### Set task
Identify all lines of the data containing the string "type" and copy them.

### Data for the task

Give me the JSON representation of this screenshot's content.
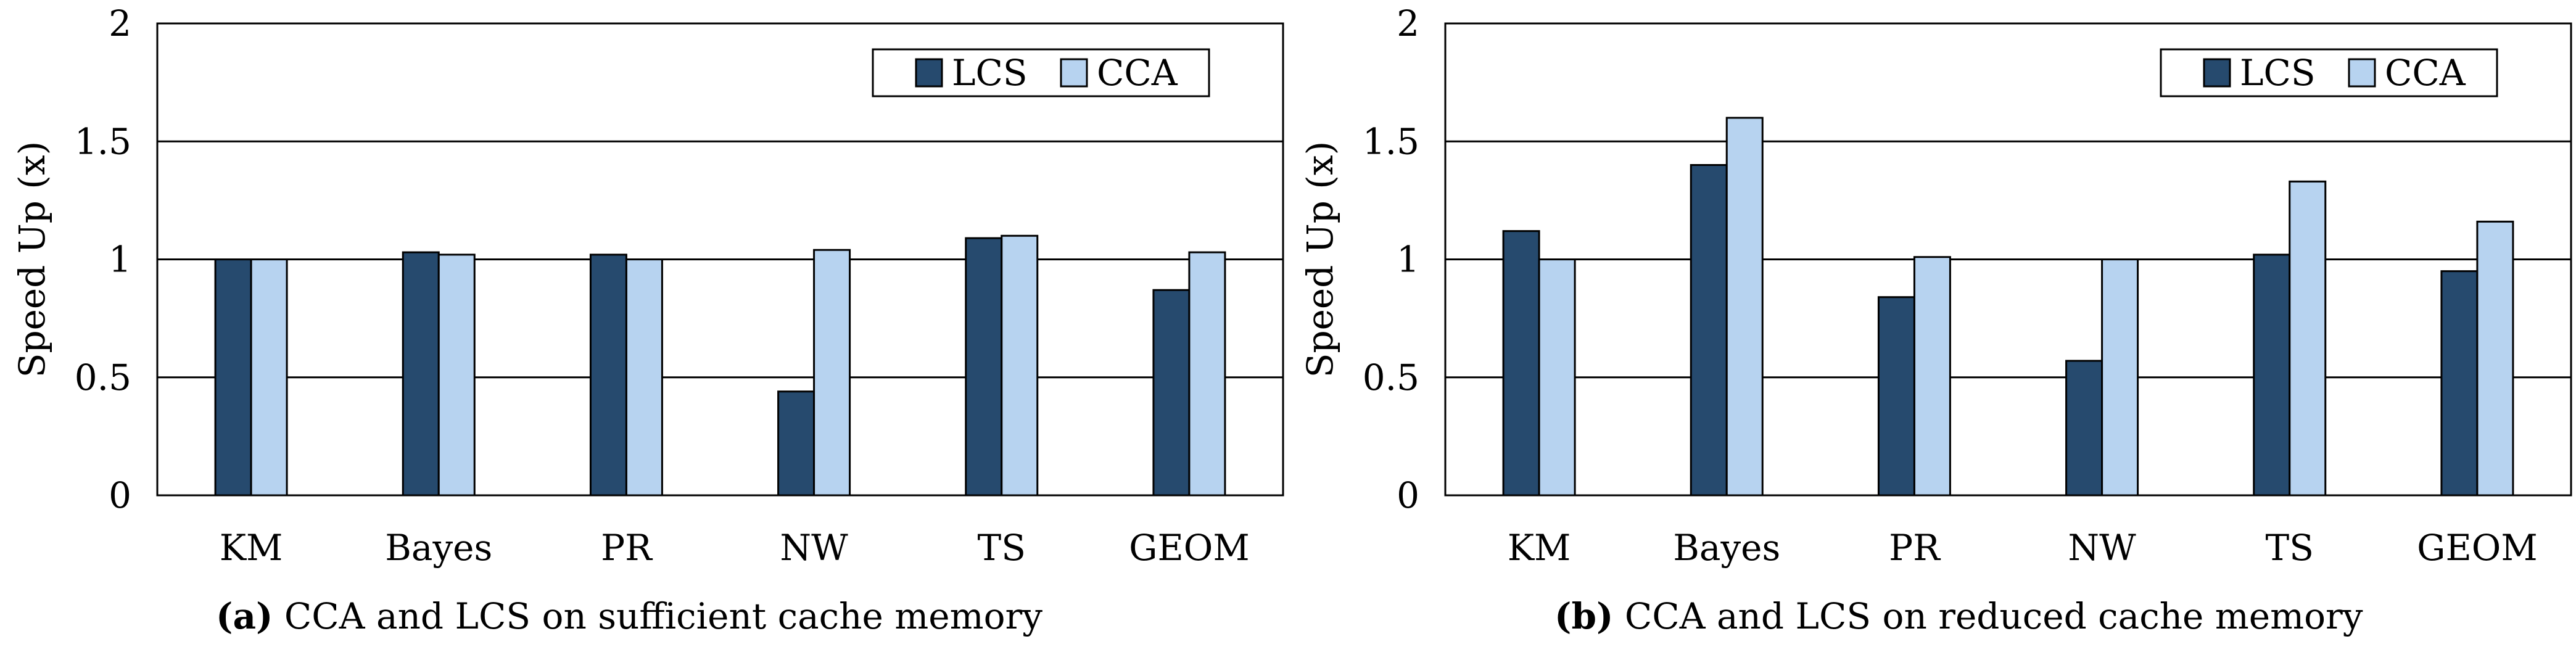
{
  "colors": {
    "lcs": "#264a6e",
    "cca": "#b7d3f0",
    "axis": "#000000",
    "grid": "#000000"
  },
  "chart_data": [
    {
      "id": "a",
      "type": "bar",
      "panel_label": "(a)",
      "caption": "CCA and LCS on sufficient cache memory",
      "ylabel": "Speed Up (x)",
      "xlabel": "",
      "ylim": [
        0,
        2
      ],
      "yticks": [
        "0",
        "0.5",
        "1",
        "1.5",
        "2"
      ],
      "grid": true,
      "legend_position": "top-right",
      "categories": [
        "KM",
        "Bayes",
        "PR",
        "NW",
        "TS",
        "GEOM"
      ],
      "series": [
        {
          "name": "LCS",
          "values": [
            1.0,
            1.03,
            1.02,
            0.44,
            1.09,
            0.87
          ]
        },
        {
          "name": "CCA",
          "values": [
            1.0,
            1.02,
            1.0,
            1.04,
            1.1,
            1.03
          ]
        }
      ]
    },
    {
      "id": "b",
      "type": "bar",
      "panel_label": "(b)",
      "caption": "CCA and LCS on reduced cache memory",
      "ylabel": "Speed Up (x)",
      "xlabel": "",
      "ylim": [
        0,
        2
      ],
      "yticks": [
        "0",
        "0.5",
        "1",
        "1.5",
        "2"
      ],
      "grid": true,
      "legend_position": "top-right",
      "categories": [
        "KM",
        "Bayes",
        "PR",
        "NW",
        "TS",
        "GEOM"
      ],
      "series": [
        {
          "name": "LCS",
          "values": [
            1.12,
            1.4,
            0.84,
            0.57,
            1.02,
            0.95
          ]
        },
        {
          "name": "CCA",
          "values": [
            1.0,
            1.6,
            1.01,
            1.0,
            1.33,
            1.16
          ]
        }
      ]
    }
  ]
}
==
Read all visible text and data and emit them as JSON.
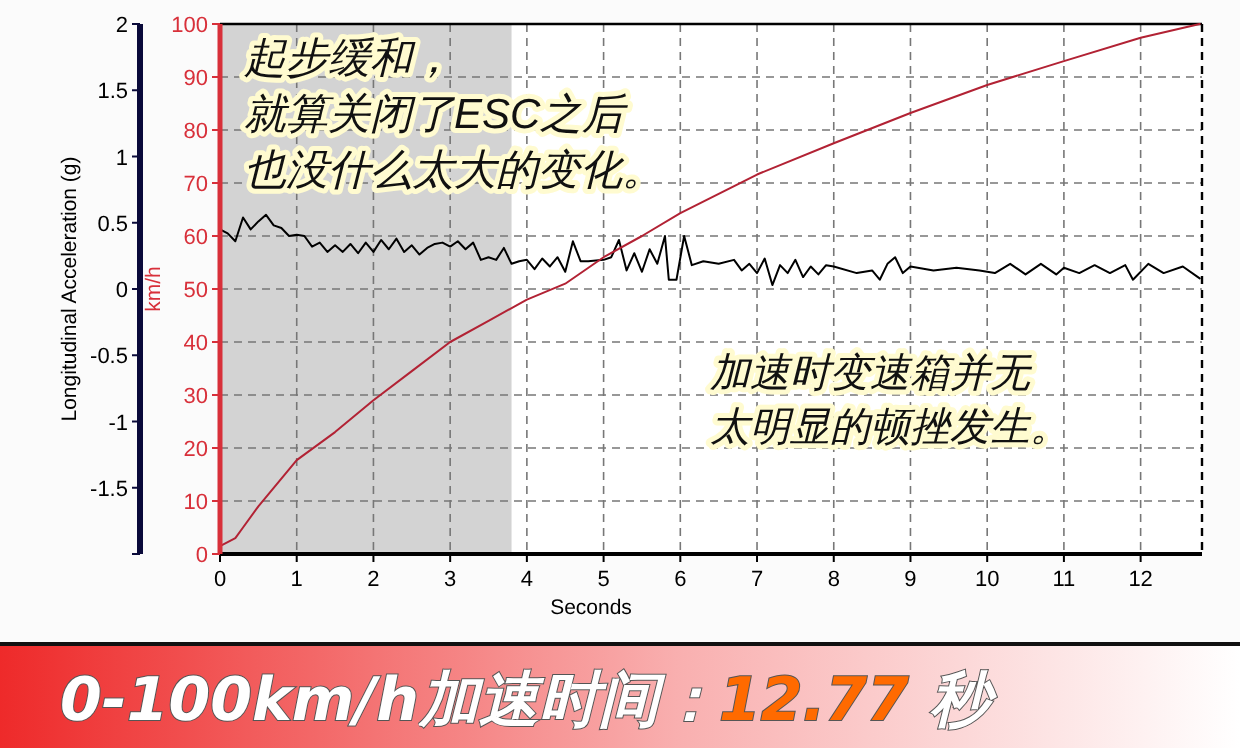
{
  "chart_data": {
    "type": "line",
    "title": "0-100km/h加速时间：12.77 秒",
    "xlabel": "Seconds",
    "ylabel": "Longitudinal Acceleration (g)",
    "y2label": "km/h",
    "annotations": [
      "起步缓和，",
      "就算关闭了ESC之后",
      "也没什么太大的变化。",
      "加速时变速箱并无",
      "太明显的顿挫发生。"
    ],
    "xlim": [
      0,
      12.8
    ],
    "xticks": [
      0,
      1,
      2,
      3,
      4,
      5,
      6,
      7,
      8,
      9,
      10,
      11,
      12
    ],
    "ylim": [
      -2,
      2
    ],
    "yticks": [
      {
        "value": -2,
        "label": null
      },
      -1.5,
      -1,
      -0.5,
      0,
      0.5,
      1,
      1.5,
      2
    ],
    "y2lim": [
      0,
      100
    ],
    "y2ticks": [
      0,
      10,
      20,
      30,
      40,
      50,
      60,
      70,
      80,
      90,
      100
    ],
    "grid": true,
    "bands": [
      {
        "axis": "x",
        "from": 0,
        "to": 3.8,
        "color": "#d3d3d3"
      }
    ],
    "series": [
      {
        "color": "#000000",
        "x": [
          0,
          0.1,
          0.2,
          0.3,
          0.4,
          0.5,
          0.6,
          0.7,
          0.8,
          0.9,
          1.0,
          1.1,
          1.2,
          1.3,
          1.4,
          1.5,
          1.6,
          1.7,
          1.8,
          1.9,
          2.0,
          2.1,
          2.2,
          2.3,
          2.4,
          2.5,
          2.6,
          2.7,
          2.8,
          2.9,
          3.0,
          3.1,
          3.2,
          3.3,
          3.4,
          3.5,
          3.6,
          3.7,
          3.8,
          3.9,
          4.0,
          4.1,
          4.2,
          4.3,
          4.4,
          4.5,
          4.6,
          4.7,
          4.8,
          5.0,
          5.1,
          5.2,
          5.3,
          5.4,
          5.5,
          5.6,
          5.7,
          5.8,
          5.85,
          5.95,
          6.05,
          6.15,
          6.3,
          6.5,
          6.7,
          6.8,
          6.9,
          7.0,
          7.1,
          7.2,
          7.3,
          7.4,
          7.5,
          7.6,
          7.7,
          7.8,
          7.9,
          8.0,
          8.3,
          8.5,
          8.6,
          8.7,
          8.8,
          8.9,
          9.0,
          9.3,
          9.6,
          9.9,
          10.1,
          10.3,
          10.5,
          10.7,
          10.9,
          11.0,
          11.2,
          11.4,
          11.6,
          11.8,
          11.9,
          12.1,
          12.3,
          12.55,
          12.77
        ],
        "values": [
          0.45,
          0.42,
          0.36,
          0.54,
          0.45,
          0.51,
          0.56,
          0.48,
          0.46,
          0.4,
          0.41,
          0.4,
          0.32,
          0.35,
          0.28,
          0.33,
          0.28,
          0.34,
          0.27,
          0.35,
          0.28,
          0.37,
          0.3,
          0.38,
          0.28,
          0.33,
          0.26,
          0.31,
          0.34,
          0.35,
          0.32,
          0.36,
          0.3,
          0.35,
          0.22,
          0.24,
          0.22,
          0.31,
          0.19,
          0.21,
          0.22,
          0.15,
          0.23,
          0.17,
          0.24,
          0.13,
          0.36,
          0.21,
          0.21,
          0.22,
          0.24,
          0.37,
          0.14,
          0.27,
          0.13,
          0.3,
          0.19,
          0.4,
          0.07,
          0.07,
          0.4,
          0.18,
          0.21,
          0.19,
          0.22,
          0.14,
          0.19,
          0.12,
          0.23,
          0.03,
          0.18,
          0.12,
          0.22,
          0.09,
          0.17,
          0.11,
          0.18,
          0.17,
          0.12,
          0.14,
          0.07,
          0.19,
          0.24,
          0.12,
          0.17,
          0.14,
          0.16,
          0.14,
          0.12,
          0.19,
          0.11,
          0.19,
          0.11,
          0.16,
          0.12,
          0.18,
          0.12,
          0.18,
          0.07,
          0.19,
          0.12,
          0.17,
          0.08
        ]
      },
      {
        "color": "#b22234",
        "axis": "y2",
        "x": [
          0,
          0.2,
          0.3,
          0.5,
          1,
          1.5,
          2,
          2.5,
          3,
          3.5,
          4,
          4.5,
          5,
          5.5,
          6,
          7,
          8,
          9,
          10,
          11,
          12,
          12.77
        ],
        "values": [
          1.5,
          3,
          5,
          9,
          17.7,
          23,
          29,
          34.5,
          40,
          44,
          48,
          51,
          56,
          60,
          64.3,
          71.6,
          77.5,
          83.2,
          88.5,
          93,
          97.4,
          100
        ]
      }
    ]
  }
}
...
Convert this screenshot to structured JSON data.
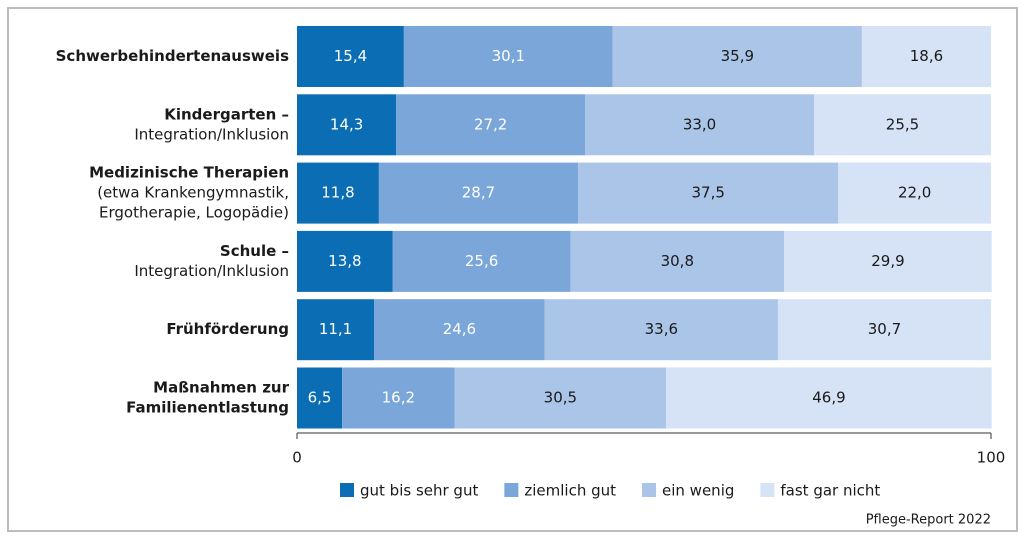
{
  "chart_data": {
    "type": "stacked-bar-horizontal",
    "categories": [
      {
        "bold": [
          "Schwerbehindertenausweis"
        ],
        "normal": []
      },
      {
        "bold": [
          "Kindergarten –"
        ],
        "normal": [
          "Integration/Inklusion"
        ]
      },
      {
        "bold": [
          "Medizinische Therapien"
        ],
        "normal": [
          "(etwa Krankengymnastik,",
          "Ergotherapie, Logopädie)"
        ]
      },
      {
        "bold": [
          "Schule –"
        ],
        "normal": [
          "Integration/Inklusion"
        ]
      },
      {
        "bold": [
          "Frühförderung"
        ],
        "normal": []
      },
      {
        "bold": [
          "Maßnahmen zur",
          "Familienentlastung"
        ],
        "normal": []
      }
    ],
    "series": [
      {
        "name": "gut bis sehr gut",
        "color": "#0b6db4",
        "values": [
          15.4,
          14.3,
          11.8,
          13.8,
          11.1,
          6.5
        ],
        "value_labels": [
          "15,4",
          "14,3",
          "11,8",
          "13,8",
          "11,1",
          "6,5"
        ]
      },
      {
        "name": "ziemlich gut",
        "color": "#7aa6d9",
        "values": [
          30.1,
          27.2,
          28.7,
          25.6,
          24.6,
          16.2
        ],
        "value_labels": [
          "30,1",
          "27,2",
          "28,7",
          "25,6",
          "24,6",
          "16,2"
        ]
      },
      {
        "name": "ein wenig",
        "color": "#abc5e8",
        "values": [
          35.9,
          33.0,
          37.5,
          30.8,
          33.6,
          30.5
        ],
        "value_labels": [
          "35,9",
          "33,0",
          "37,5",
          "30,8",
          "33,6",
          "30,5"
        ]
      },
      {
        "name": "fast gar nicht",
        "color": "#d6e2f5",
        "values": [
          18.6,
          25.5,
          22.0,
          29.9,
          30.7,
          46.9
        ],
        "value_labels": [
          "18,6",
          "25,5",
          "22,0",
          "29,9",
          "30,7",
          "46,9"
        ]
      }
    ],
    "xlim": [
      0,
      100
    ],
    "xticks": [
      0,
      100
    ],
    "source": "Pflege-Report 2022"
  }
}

### Output for this task
      "type": "bar",
      "type": "bar",
    "type": "line",
    "type": "stacked-bar-horizontal",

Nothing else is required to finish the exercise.